What the task requires: Which lines have the string "name"? Copy all of them from the entries below.

Records from a data source:
* START *
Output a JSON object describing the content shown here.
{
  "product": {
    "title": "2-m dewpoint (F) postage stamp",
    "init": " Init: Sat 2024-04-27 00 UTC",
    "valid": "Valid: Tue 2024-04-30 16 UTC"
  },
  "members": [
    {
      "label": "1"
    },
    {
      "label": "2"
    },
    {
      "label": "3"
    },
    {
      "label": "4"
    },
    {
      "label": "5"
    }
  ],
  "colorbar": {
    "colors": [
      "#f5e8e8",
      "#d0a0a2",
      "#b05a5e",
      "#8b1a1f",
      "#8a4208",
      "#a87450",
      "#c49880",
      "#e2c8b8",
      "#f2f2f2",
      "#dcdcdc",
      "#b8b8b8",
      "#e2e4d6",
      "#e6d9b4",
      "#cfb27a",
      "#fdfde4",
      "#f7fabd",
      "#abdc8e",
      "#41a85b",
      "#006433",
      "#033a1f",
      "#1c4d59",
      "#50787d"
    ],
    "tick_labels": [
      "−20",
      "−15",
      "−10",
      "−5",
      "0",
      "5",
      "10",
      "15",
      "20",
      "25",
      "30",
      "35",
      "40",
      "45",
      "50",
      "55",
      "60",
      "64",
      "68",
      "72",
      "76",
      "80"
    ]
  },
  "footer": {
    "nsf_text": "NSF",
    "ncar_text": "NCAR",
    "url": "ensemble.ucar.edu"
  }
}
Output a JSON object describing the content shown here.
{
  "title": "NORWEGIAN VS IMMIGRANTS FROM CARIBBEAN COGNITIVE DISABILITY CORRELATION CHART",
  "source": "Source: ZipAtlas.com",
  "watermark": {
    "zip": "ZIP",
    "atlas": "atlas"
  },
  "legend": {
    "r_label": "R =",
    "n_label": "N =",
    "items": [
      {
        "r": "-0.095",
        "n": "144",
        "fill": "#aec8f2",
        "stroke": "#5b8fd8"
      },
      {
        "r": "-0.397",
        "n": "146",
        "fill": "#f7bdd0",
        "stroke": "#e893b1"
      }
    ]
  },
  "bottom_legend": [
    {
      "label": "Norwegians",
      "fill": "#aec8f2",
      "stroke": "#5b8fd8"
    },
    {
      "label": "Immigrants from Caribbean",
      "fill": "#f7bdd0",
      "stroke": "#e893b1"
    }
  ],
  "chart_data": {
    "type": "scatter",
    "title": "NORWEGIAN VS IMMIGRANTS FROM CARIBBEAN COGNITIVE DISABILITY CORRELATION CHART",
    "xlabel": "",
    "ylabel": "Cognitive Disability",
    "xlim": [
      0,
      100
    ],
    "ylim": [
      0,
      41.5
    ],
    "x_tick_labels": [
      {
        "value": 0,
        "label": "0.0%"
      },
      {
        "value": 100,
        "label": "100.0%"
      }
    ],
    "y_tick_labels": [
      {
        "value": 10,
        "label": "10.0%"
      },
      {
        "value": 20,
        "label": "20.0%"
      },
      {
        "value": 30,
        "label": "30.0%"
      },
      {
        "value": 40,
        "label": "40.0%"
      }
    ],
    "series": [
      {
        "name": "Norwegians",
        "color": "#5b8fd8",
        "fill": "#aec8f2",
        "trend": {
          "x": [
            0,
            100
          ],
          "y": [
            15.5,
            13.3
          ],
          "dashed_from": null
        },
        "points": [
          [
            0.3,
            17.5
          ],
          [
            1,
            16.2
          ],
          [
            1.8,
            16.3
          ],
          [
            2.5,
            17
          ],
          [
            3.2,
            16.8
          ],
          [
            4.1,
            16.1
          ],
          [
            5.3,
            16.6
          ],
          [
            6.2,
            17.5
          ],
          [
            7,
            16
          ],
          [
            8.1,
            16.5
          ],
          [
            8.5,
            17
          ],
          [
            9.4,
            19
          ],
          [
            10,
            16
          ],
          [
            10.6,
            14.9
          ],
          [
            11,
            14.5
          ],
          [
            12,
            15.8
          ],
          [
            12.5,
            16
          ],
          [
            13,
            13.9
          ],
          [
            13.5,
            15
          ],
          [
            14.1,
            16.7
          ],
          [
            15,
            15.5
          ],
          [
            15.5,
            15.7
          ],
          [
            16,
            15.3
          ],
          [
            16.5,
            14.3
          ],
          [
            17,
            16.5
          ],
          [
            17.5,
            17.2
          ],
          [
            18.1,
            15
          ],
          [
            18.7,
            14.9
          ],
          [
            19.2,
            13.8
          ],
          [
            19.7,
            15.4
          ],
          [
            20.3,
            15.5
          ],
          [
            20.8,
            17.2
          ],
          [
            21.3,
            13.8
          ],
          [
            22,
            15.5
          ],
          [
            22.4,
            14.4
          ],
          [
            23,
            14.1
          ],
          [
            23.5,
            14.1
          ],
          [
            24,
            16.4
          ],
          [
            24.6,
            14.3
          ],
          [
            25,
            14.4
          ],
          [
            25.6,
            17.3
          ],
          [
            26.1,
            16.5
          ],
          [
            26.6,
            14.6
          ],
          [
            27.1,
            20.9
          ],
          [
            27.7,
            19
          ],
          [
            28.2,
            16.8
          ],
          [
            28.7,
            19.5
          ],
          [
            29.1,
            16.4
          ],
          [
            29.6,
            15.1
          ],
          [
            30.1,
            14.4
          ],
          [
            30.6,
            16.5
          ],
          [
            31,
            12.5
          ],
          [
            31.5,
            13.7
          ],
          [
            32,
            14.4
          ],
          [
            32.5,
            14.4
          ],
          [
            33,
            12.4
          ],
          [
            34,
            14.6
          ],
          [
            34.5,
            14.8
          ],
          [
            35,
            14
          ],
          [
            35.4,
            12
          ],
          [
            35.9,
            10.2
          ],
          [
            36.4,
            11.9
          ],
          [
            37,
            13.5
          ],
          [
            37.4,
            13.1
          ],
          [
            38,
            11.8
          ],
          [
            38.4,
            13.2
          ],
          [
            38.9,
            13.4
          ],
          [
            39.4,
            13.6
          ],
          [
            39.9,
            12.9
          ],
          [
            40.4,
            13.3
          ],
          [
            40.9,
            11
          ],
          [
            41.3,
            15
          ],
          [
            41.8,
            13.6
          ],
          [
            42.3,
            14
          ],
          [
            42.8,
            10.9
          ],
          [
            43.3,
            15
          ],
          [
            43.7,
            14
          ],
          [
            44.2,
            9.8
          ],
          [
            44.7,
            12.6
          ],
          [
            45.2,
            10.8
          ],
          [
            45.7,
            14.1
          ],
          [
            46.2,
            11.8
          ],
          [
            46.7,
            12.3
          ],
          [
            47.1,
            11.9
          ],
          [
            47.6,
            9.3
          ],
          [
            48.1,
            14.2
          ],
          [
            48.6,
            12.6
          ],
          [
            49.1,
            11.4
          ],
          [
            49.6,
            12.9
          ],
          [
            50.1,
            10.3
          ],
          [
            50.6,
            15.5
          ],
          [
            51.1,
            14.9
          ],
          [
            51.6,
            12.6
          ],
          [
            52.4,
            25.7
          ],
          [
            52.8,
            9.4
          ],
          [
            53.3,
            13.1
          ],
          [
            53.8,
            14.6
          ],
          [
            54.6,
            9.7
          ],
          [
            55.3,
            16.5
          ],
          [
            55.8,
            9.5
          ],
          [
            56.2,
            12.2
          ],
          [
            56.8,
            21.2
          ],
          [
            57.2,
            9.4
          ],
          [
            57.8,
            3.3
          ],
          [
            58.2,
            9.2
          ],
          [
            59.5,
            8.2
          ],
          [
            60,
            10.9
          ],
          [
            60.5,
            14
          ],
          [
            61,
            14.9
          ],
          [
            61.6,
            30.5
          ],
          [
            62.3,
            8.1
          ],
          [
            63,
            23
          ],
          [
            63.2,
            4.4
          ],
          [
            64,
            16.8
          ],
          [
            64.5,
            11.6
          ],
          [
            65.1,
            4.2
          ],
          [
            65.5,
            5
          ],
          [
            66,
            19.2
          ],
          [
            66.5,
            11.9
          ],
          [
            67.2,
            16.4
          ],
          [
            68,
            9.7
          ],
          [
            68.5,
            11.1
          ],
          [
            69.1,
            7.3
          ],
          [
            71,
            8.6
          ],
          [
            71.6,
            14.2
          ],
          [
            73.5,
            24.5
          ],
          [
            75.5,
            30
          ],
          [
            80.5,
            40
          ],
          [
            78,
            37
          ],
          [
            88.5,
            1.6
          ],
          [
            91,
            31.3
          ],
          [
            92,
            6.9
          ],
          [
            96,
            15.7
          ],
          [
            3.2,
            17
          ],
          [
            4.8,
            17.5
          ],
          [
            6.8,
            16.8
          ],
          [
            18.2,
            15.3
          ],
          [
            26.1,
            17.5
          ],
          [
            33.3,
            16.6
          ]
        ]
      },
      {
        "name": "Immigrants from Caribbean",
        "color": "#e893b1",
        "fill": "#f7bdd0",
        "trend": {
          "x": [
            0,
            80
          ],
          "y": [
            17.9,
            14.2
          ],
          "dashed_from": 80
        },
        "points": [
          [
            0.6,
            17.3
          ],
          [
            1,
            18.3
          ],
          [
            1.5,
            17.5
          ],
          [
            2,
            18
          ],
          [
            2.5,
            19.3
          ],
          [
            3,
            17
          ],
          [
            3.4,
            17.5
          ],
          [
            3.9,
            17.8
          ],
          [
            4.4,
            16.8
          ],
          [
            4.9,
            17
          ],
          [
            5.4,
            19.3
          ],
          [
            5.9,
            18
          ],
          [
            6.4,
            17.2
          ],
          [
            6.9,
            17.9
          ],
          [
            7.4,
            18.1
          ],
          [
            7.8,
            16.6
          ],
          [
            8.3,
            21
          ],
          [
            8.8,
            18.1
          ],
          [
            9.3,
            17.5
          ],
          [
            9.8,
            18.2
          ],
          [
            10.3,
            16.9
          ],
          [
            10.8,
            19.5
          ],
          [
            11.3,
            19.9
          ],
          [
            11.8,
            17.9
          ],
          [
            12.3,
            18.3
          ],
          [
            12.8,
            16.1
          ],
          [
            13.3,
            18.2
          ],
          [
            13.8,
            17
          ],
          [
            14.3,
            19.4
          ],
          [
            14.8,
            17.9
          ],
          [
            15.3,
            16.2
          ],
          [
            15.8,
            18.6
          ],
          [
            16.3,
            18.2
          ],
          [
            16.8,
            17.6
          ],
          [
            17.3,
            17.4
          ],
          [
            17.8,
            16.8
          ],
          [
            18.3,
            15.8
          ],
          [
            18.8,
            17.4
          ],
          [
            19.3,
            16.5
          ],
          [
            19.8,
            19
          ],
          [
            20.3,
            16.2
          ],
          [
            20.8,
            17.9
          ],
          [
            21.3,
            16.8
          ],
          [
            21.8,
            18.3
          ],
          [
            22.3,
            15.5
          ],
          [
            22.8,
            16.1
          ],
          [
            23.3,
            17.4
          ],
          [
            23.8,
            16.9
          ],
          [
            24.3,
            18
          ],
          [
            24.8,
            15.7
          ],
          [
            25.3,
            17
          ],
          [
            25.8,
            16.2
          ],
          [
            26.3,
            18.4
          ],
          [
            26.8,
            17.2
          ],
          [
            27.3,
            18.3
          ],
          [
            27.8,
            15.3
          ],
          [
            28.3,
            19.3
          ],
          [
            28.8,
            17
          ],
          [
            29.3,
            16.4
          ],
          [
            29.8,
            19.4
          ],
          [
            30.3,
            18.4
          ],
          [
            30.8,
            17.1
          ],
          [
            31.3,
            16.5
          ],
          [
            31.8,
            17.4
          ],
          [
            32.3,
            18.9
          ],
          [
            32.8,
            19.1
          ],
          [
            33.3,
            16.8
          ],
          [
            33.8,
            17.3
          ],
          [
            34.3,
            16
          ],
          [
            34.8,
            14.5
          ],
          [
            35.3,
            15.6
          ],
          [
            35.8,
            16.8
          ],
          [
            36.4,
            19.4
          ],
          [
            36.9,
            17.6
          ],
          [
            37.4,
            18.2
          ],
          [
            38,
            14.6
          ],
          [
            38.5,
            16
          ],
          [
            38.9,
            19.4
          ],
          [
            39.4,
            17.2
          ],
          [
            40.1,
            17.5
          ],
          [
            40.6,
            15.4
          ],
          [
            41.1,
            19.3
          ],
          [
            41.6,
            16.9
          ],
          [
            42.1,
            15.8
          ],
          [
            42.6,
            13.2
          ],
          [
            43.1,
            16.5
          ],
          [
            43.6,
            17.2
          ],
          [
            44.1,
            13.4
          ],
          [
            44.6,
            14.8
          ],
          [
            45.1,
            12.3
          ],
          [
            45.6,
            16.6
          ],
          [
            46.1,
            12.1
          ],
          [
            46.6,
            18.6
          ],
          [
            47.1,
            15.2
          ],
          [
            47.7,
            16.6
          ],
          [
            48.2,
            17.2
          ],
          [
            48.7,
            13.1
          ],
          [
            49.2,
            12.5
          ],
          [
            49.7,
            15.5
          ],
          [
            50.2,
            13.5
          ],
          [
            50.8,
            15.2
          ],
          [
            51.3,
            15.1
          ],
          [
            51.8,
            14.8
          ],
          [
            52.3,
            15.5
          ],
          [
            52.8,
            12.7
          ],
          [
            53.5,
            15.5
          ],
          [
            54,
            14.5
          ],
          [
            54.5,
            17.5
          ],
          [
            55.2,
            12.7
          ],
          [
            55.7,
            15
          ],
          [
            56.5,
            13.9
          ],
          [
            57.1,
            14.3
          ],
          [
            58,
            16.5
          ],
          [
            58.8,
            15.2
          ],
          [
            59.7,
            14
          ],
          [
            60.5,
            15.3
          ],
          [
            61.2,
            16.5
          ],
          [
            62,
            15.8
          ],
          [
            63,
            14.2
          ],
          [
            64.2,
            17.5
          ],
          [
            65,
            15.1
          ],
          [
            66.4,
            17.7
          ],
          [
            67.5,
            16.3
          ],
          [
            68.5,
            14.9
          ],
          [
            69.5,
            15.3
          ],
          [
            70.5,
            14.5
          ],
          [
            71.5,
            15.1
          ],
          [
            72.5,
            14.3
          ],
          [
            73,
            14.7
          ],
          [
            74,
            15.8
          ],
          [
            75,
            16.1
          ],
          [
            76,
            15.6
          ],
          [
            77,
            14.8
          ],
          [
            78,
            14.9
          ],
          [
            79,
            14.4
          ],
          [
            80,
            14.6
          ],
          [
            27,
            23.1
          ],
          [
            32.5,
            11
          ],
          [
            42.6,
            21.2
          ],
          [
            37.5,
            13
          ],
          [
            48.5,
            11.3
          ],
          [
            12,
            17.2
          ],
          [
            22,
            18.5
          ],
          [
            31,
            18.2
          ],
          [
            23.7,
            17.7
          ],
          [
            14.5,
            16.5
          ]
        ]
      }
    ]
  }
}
* END *
Solution:
        "name": "Norwegians",
        "name": "Immigrants from Caribbean",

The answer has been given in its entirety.